─── SUPPLIED MATERIAL

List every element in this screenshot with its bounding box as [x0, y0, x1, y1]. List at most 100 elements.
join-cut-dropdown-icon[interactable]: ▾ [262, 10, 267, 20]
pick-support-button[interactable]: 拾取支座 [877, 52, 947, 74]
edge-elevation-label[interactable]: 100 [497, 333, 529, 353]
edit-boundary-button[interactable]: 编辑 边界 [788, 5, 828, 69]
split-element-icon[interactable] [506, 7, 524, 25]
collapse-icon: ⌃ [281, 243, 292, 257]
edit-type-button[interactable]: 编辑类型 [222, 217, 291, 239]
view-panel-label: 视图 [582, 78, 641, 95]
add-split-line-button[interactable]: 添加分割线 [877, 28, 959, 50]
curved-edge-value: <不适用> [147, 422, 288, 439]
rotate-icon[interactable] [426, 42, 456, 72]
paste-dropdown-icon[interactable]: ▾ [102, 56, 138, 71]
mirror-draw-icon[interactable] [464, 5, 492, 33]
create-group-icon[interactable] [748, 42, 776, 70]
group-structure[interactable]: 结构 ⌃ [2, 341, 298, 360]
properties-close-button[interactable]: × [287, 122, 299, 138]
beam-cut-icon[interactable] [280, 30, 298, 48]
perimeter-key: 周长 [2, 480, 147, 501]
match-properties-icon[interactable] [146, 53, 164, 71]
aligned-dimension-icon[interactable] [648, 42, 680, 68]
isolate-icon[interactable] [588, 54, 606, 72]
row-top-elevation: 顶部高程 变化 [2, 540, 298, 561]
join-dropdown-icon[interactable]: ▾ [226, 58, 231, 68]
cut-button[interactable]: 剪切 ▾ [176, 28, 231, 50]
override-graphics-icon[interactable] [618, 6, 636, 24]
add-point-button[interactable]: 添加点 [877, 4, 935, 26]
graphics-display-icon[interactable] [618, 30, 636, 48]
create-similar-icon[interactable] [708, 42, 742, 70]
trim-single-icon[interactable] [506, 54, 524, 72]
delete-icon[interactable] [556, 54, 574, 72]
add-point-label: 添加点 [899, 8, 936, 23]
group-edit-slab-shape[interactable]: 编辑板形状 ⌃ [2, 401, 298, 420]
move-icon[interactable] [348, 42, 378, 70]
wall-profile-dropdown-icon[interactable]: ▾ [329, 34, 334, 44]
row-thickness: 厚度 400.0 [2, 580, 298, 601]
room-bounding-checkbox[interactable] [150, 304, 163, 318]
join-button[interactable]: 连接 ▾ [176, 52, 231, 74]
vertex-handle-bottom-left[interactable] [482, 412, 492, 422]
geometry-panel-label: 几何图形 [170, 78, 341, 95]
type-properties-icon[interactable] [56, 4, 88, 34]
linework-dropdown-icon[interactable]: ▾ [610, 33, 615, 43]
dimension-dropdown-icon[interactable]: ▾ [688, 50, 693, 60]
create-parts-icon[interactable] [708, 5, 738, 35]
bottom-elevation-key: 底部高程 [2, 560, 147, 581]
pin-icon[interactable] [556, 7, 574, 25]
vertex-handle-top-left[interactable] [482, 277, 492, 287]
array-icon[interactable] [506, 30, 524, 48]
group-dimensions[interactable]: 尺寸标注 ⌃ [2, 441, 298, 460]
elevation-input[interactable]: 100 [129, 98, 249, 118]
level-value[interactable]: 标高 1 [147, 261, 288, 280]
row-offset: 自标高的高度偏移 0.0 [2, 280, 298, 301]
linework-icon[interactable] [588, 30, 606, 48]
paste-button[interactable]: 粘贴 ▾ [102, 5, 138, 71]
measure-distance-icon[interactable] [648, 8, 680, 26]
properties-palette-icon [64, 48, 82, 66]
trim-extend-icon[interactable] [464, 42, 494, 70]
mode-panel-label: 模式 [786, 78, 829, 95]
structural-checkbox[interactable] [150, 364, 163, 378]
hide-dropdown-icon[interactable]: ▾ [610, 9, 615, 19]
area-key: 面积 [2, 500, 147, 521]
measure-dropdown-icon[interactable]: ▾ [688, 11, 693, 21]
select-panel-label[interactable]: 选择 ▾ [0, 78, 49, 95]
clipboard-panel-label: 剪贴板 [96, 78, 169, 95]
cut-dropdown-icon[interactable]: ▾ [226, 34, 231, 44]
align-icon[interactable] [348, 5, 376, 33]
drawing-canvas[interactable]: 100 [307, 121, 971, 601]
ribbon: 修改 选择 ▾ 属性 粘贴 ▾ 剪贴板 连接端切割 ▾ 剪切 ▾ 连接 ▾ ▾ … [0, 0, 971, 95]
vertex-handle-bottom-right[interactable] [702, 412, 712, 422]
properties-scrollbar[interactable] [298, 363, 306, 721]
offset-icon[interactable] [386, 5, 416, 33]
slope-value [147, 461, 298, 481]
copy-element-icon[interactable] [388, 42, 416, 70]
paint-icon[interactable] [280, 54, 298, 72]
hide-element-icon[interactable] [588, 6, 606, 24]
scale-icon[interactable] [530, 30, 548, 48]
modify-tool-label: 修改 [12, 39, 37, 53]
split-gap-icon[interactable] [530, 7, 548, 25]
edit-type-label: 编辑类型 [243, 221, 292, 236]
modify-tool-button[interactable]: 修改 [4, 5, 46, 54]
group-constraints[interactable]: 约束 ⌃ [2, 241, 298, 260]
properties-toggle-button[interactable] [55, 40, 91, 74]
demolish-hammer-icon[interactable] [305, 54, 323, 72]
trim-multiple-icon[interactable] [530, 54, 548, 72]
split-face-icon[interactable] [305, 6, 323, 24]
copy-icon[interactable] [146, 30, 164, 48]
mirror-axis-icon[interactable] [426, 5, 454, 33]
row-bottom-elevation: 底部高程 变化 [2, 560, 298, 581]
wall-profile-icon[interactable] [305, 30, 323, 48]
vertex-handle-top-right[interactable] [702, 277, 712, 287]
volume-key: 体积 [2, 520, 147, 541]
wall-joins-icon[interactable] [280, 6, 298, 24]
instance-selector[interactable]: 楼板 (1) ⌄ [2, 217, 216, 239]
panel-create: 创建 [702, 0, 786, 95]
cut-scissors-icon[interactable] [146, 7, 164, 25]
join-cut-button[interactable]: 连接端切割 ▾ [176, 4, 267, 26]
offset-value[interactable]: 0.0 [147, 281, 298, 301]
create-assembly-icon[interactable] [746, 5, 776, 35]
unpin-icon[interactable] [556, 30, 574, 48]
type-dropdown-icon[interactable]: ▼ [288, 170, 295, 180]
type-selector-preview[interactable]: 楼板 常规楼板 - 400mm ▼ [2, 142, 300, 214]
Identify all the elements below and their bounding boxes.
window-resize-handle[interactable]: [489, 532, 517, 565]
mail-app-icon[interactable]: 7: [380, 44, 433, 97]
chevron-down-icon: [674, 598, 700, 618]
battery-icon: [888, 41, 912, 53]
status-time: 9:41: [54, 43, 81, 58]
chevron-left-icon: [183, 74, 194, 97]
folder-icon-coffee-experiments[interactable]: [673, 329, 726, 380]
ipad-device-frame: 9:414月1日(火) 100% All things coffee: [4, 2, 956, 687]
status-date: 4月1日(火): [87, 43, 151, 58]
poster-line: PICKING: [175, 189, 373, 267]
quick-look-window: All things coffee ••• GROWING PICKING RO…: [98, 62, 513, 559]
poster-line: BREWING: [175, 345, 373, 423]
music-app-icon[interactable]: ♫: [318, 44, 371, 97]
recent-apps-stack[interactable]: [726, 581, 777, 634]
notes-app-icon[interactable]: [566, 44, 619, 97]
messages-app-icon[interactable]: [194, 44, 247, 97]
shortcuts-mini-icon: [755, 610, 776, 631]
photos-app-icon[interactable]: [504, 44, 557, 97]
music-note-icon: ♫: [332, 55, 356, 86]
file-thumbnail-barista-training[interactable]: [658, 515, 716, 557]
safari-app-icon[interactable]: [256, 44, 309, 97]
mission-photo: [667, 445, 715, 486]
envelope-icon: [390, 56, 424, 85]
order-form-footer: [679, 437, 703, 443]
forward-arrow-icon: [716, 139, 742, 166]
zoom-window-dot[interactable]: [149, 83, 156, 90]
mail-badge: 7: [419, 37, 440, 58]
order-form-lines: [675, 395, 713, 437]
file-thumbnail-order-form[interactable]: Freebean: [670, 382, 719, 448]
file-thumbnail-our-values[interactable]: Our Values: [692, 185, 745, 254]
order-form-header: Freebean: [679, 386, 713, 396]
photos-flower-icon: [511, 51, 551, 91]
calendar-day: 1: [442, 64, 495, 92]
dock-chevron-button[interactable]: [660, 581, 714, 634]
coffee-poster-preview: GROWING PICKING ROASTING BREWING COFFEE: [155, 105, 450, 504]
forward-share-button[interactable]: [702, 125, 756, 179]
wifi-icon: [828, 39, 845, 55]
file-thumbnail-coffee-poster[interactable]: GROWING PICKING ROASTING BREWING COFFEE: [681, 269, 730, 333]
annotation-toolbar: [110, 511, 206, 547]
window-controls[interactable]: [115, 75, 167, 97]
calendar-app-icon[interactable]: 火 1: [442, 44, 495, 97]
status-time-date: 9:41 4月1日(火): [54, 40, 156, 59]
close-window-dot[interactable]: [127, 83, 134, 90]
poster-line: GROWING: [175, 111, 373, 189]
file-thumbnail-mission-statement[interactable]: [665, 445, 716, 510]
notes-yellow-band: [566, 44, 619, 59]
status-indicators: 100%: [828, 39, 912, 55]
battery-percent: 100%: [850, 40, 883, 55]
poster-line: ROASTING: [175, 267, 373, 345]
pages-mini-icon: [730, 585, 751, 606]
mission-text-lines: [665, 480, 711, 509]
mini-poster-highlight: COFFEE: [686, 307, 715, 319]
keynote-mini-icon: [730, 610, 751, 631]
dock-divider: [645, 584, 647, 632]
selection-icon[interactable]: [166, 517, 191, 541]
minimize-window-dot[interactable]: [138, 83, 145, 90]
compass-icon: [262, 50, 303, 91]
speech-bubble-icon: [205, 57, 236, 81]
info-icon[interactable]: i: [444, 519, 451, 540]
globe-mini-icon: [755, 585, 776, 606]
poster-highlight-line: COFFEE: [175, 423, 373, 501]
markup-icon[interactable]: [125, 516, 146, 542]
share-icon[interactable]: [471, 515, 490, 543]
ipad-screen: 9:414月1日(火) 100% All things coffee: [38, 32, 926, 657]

──────

■ WHAT YOU SHOULD DO: Copy the listing above exactly, from its first line up to and including the line with "pick-support-button[interactable]: 拾取支座 [877, 52, 947, 74]".

■ THE REPLY:
List every element in this screenshot with its bounding box as [x0, y0, x1, y1]. List at most 100 elements.
join-cut-dropdown-icon[interactable]: ▾ [262, 10, 267, 20]
pick-support-button[interactable]: 拾取支座 [877, 52, 947, 74]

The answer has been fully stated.